● **Directions for this task**: Copy, from the entries below, each line in which the string "połączenie" appears.

● **Entries supplied**:
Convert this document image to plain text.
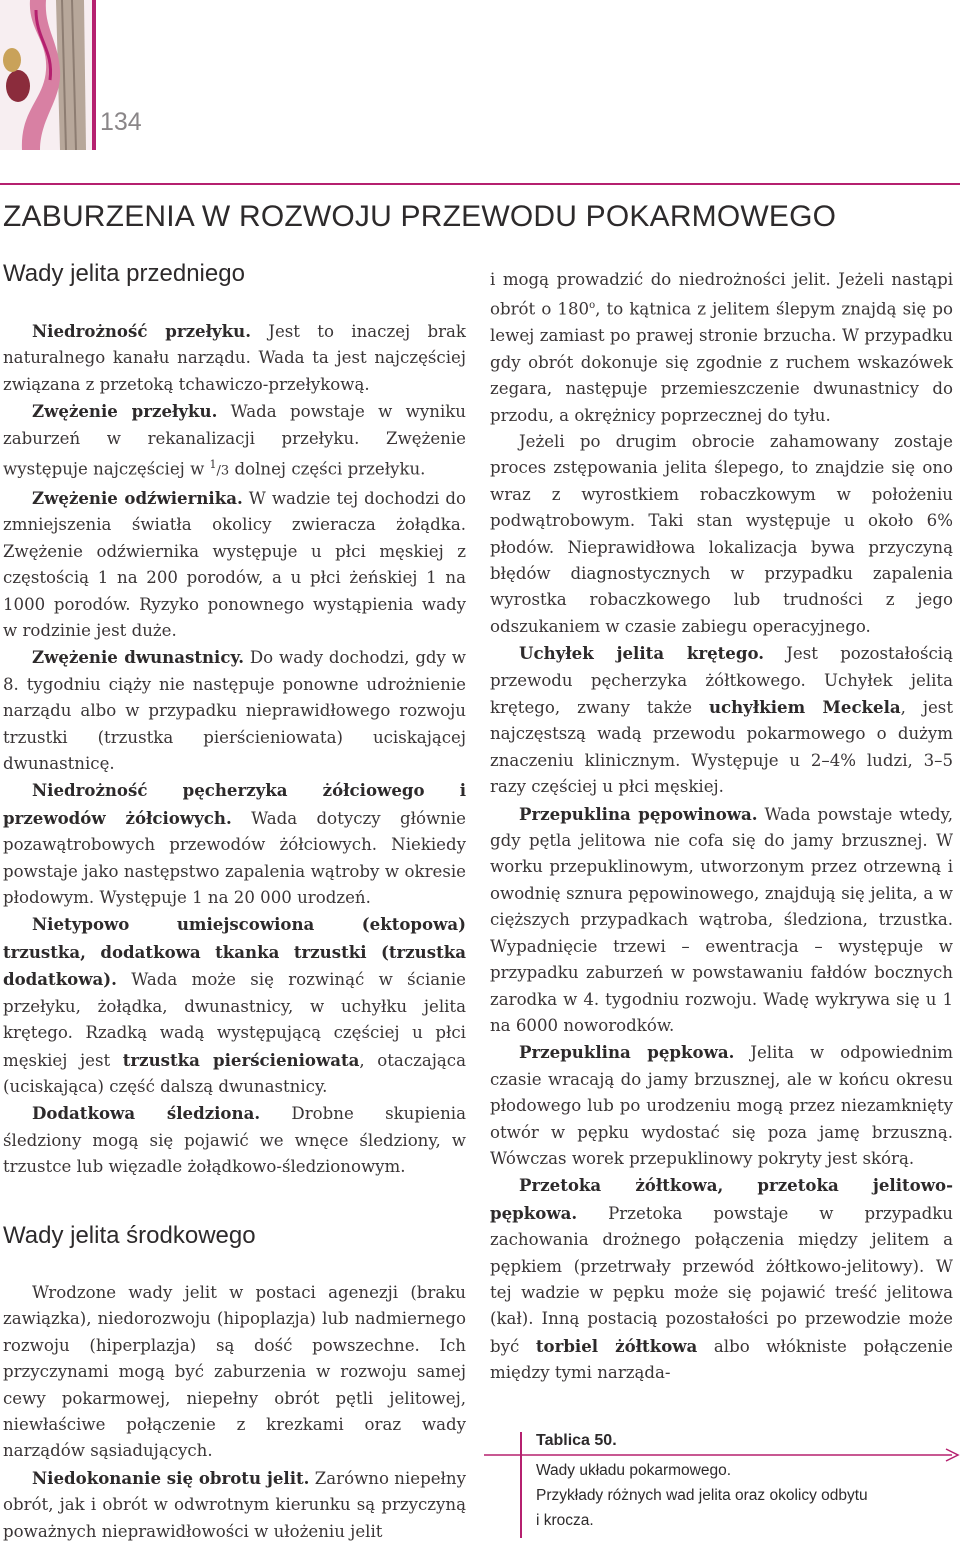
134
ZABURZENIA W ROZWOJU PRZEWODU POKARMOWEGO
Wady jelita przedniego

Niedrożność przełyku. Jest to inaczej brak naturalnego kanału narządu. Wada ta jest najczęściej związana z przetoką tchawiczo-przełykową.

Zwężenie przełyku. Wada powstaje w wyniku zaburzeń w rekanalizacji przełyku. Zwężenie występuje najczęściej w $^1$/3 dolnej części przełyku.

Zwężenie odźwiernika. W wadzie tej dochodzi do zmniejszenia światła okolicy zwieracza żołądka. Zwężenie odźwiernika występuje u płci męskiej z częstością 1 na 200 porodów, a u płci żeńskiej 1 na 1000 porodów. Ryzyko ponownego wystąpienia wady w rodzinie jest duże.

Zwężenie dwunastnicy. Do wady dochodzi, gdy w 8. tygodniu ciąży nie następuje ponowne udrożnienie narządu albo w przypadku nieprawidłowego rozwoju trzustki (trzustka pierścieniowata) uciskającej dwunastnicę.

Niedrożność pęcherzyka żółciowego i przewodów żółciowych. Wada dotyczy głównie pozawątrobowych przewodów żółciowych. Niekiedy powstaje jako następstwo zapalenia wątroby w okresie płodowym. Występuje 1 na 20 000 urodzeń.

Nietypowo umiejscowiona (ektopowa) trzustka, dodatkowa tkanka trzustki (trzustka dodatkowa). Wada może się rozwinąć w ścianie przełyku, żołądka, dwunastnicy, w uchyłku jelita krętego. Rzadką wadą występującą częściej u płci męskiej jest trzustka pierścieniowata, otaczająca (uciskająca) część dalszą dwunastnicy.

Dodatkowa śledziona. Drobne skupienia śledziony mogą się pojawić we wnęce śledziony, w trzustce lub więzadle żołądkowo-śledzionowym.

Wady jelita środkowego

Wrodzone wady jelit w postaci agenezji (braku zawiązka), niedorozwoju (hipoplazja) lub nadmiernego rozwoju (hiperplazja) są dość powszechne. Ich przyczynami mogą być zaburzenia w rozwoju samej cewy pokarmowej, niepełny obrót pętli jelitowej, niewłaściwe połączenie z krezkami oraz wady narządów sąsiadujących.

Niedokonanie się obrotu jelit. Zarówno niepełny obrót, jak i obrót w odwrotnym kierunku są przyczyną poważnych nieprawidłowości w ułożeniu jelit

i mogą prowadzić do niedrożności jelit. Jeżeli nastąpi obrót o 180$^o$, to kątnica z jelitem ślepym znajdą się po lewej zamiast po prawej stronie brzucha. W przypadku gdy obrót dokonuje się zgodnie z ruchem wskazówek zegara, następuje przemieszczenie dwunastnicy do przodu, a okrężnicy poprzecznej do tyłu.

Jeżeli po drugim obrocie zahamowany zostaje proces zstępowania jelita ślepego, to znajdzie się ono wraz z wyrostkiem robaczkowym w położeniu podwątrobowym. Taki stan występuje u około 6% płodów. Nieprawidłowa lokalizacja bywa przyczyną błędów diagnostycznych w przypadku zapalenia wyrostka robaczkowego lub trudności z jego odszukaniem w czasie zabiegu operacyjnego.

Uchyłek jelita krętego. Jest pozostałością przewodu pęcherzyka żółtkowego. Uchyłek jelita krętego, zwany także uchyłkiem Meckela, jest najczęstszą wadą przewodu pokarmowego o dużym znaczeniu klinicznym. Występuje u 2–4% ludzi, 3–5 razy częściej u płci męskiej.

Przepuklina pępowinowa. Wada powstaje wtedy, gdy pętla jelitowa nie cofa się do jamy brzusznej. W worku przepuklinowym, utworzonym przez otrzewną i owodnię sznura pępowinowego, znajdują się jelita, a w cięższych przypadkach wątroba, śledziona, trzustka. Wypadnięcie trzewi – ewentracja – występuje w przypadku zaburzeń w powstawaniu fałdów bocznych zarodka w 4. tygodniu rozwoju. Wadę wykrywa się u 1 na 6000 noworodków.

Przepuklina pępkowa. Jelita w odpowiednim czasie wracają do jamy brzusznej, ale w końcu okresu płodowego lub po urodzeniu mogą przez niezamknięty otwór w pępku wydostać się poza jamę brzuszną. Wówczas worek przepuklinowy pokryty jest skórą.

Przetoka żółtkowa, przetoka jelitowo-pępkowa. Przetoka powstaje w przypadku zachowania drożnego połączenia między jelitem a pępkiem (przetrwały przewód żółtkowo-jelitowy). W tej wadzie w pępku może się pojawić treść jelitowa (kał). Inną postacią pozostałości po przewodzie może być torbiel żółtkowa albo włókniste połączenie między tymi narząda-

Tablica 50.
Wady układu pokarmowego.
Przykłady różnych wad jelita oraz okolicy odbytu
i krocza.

* * *

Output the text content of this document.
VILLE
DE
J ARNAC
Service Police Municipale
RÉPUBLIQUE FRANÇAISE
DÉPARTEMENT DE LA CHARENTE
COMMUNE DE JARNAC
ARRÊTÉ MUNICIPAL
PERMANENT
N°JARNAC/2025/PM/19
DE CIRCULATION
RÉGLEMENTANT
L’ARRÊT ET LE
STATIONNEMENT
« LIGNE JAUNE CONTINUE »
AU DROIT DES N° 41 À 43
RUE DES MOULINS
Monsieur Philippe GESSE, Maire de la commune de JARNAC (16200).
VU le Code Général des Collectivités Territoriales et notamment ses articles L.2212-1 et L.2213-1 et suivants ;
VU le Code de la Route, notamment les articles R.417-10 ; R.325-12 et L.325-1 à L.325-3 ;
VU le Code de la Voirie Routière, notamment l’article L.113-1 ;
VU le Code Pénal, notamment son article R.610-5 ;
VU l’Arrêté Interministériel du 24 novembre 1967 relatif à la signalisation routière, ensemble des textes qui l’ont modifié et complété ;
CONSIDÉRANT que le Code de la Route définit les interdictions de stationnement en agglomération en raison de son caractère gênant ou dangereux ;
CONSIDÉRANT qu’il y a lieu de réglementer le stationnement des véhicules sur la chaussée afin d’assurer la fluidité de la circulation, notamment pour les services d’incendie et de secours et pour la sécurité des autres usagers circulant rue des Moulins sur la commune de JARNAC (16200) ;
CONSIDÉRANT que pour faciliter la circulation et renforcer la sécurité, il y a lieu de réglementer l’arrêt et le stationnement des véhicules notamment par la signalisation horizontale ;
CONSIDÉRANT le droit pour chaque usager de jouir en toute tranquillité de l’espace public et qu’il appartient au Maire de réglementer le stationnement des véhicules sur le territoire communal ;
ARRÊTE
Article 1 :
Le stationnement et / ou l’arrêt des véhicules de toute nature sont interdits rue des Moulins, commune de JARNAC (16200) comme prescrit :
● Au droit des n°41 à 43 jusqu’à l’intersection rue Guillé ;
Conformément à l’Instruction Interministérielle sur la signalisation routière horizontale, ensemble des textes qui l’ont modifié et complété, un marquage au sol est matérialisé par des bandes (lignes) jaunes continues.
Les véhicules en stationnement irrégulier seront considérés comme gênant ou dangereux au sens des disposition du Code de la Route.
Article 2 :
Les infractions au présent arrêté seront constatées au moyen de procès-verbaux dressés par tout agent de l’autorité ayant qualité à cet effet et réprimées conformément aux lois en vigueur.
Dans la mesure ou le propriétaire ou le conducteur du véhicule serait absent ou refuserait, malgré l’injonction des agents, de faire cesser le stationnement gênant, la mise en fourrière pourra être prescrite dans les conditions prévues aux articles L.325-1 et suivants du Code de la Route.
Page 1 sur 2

● **Task response**:
Wrodzone wady jelit w postaci agenezji (braku zawiązka), niedorozwoju (hipoplazja) lub nadmiernego rozwoju (hiperplazja) są dość powszechne. Ich przyczynami mogą być zaburzenia w rozwoju samej cewy pokarmowej, niepełny obrót pętli jelitowej, niewłaściwe połączenie z krezkami oraz wady narządów sąsiadujących.
Przetoka żółtkowa, przetoka jelitowo-pępkowa. Przetoka powstaje w przypadku zachowania drożnego połączenia między jelitem a pępkiem (przetrwały przewód żółtkowo-jelitowy). W tej wadzie w pępku może się pojawić treść jelitowa (kał). Inną postacią pozostałości po przewodzie może być torbiel żółtkowa albo włókniste połączenie między tymi narząda-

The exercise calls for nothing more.